Prompt:
Pull every line containing "true" out of the material below.

Exercise data:
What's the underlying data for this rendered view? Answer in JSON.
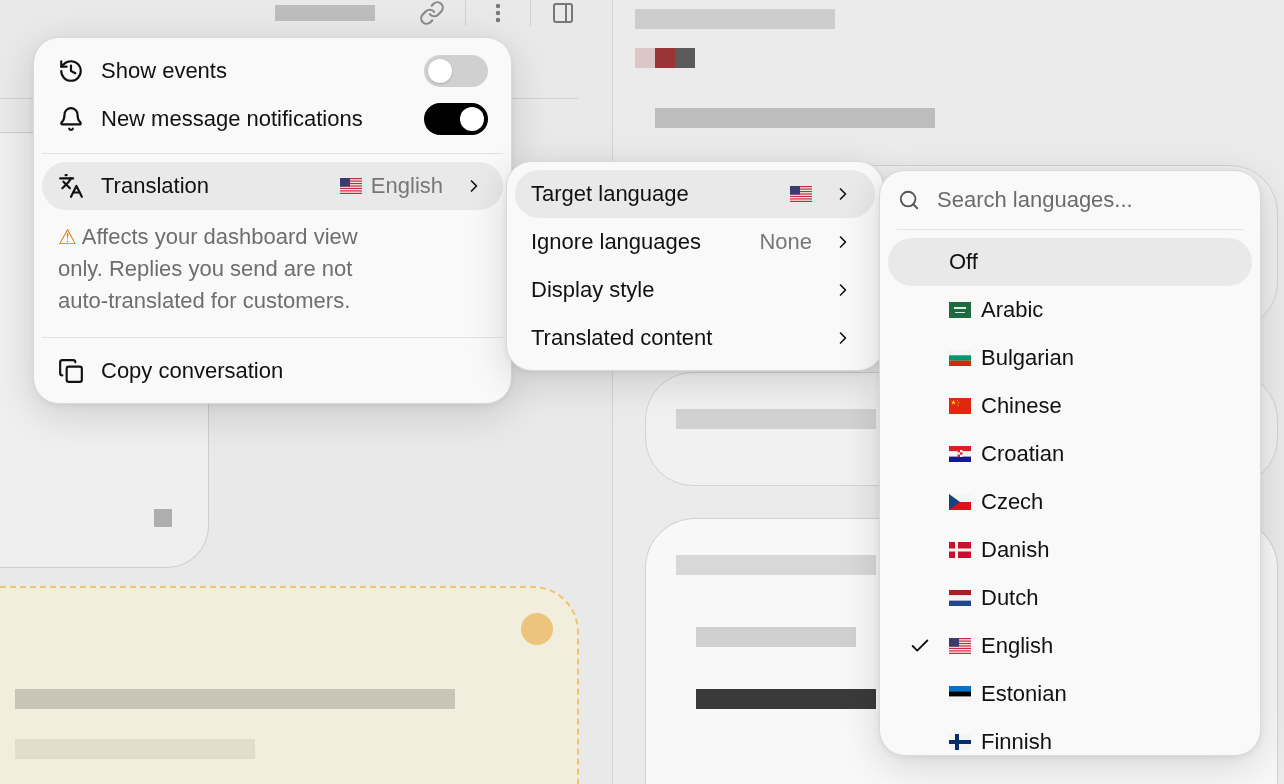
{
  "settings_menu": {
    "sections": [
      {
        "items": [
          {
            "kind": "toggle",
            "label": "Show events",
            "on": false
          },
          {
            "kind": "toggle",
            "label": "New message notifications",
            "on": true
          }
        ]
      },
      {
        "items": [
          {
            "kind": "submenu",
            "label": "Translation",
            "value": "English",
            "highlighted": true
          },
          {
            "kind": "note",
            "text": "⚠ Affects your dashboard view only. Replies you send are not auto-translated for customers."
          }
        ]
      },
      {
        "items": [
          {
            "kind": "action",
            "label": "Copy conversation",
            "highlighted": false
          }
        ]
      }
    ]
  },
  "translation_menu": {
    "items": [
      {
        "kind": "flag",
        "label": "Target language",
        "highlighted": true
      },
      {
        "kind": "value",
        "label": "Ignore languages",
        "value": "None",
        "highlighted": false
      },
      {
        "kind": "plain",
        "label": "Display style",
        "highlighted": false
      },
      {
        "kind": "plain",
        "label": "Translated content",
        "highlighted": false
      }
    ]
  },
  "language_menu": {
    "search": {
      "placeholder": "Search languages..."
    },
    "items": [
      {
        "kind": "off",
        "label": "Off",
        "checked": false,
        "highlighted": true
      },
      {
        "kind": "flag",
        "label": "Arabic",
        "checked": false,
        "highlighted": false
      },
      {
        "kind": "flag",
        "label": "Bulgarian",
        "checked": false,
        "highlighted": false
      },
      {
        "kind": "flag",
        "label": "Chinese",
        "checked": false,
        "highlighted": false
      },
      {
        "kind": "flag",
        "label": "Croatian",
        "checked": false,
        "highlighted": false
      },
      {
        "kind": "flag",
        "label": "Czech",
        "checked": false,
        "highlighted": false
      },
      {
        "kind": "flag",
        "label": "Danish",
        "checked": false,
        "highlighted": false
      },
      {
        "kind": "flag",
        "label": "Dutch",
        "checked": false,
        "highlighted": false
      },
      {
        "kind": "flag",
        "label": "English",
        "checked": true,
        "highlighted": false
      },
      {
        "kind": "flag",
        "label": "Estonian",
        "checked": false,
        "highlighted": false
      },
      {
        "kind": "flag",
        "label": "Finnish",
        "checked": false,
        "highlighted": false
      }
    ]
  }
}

* * *

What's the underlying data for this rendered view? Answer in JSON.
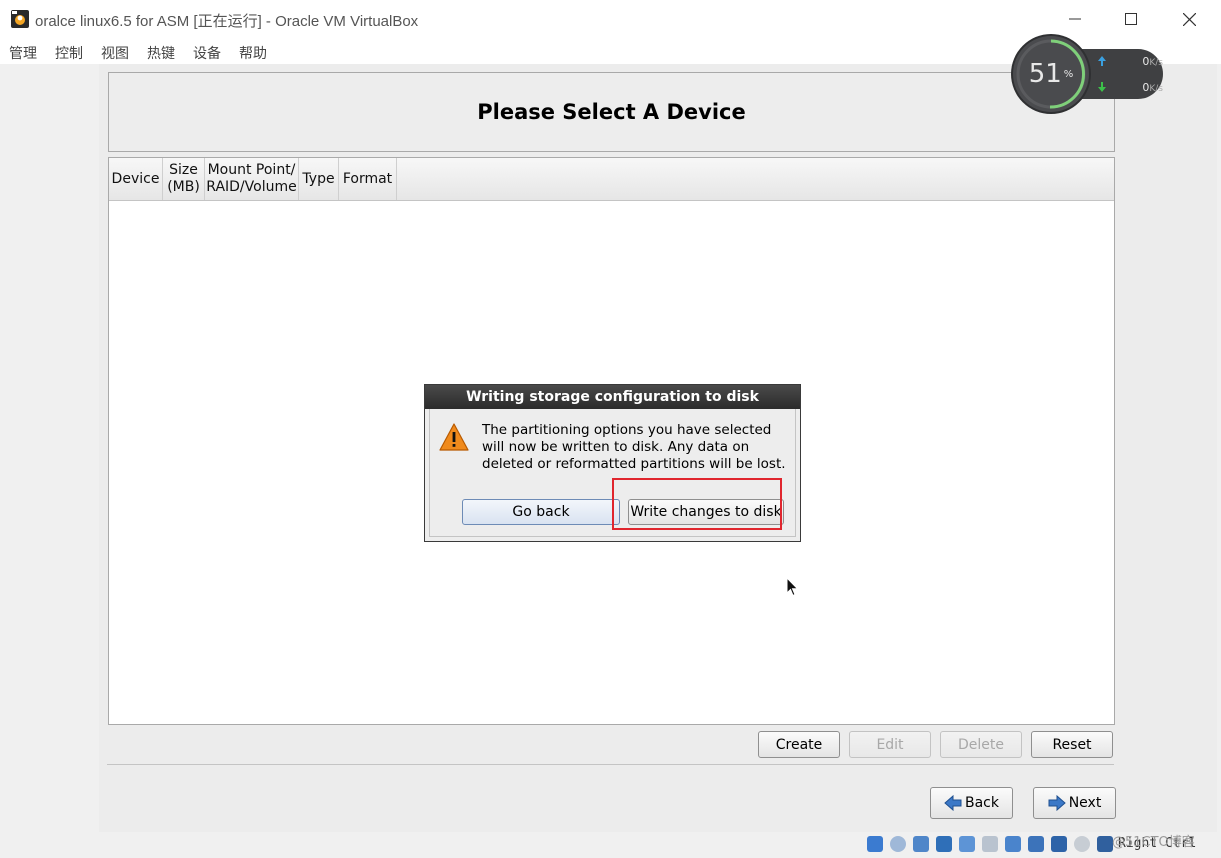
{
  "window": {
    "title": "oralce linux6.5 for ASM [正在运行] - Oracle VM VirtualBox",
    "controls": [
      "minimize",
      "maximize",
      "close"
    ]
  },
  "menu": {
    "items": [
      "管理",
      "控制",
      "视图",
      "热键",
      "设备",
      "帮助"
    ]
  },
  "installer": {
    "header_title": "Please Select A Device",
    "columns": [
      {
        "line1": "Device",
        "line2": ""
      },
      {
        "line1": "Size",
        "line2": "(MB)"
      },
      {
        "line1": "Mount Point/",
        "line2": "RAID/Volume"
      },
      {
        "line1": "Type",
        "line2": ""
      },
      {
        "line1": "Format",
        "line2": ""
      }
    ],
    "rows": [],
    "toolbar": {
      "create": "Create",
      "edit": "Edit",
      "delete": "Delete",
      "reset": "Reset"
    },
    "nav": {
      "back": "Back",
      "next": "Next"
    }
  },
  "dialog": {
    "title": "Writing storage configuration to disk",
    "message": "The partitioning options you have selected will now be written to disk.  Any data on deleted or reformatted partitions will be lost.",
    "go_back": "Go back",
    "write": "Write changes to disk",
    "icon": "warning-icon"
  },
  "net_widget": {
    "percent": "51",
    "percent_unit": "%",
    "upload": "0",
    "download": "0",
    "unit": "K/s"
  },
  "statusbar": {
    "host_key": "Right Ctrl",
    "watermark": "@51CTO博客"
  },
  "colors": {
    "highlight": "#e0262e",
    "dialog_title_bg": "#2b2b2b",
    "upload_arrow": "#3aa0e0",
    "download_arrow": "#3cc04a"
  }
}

Finished exercise:
            "on": true
            "highlighted": true
        "highlighted": true
        "highlighted": true
        "checked": true,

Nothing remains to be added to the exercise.